Task goal —
Word for word, give the material below again, minus any images.

********************

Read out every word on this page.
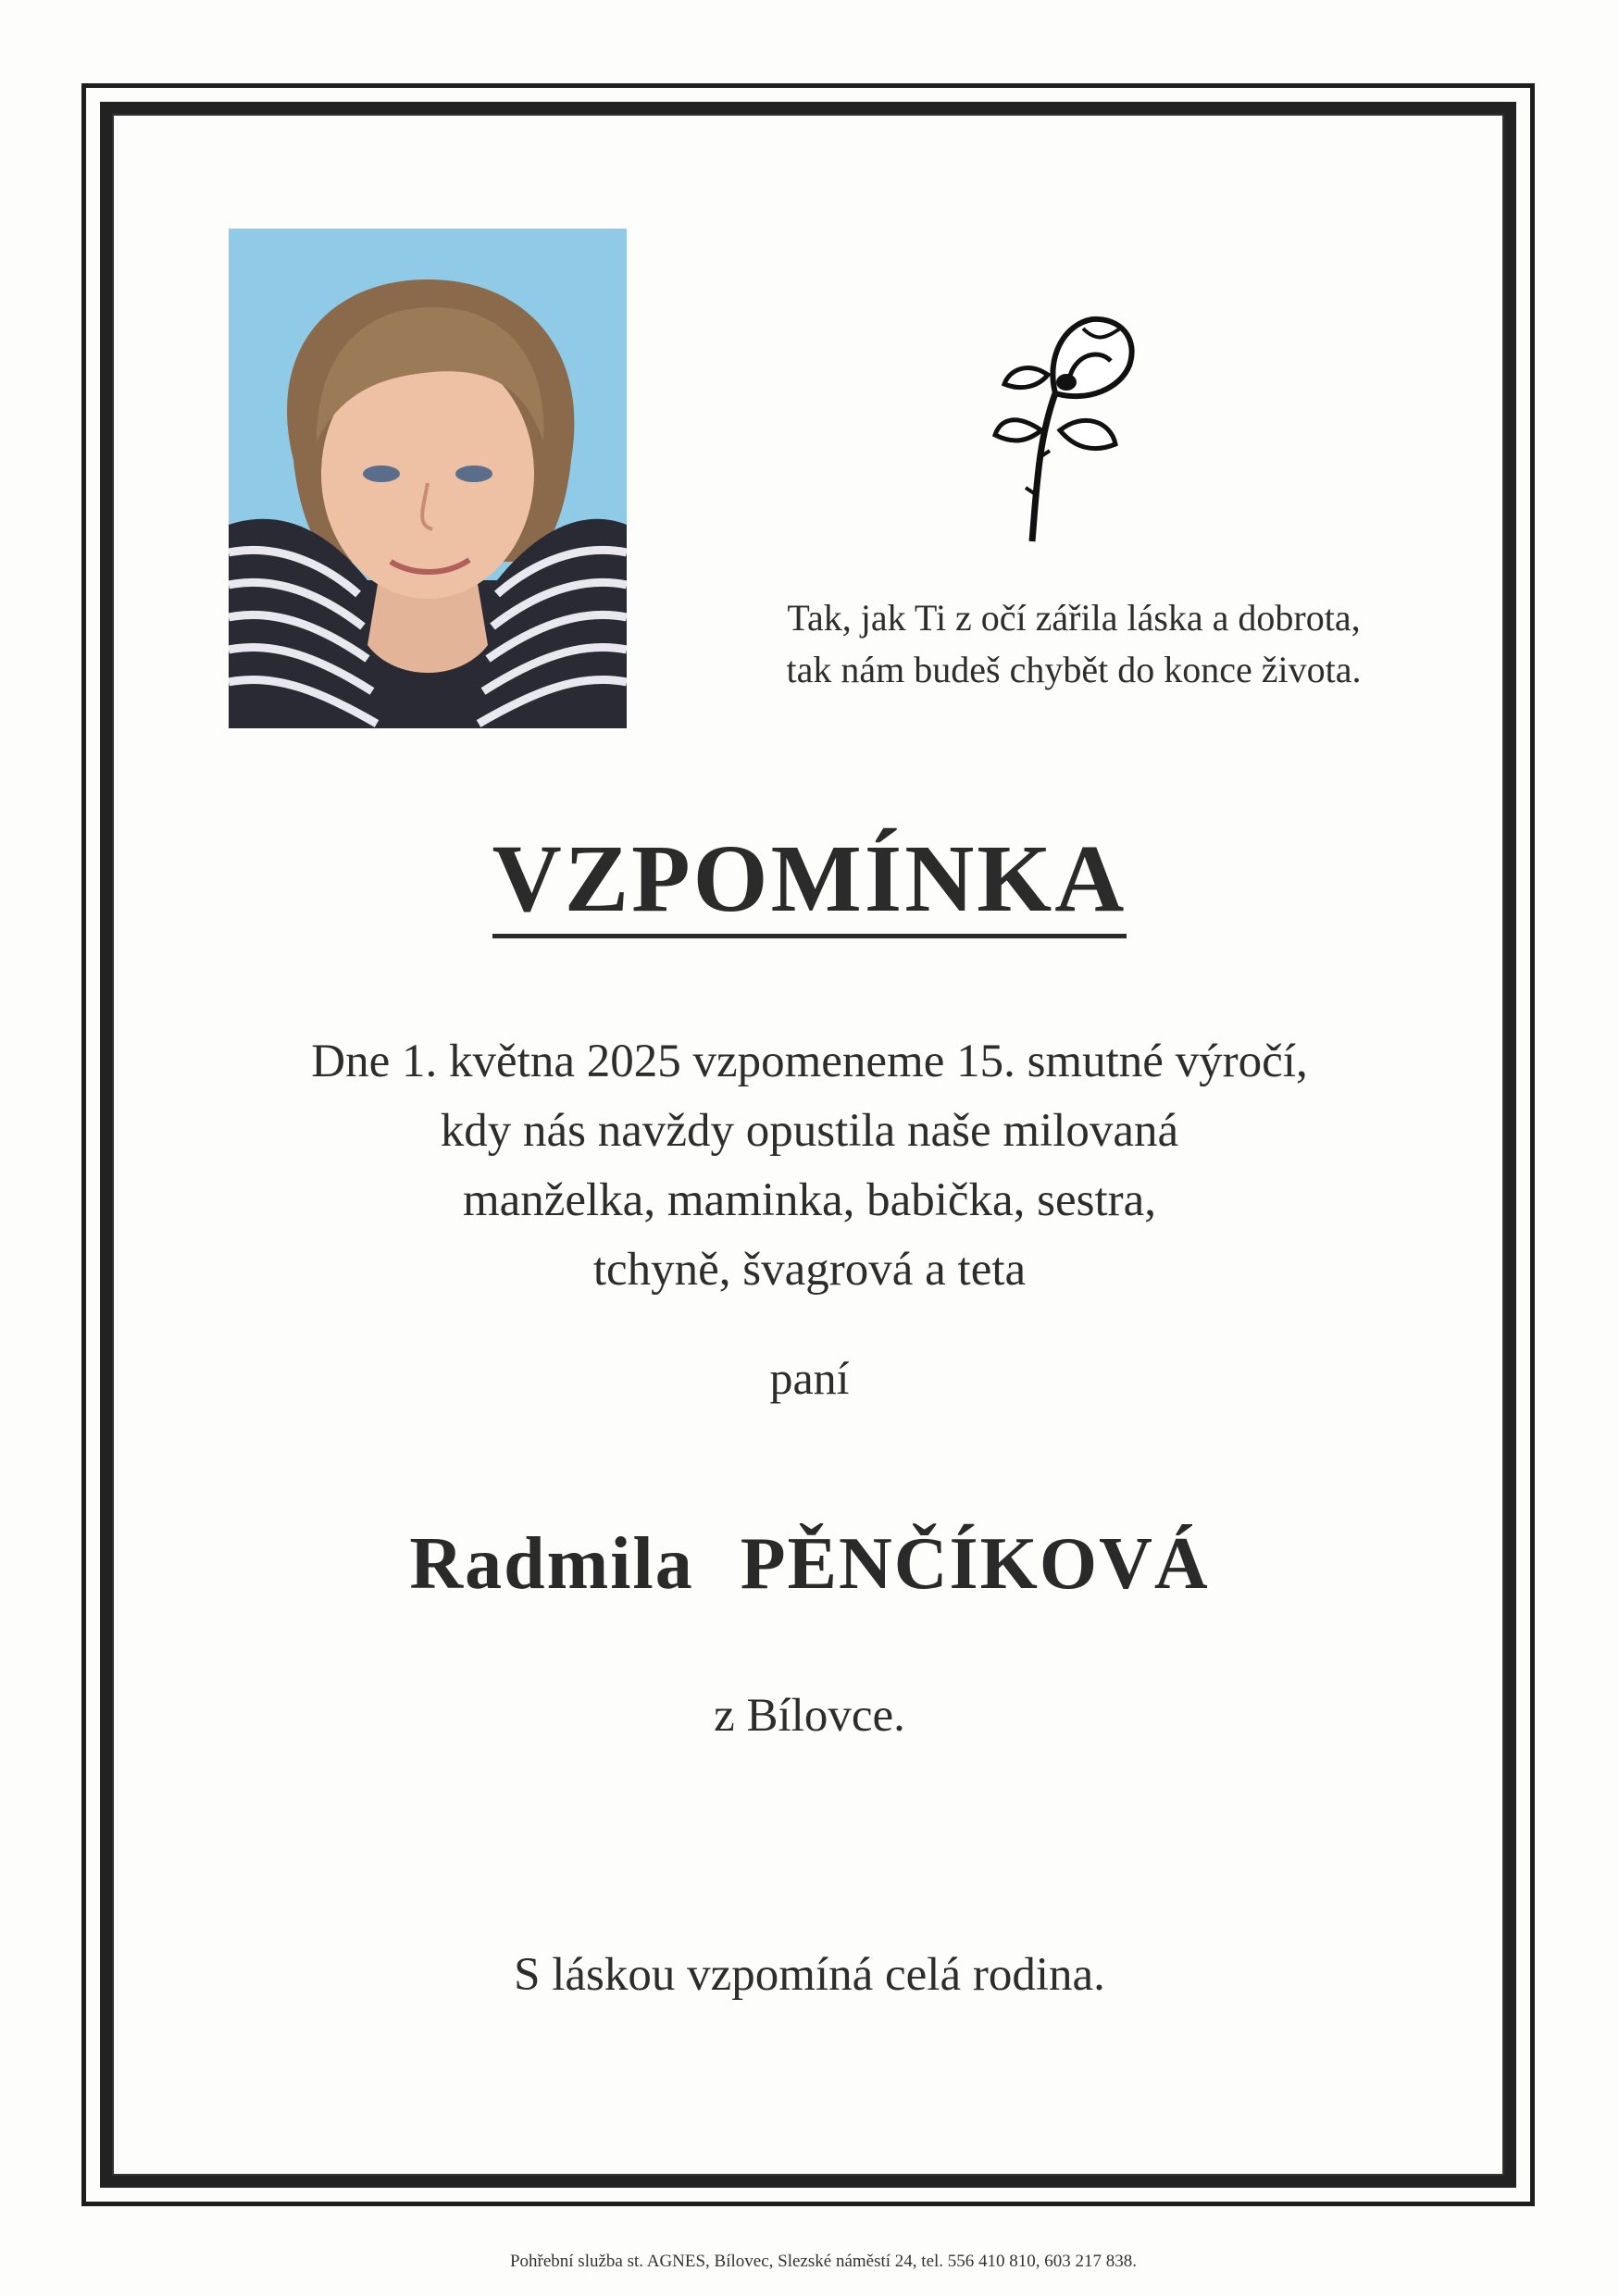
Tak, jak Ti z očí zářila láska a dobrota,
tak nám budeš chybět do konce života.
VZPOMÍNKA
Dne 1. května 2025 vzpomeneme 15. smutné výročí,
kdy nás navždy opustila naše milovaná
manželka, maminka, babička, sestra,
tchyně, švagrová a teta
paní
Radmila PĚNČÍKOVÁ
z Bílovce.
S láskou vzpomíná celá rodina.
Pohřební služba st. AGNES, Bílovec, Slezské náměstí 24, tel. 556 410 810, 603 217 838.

********************

Written response —
Read out every word on this page.
Tak, jak Ti z očí zářila láska a dobrota,
tak nám budeš chybět do konce života.
VZPOMÍNKA
Dne 1. května 2025 vzpomeneme 15. smutné výročí,
kdy nás navždy opustila naše milovaná
manželka, maminka, babička, sestra,
tchyně, švagrová a teta
paní
Radmila PĚNČÍKOVÁ
z Bílovce.
S láskou vzpomíná celá rodina.
Pohřební služba st. AGNES, Bílovec, Slezské náměstí 24, tel. 556 410 810, 603 217 838.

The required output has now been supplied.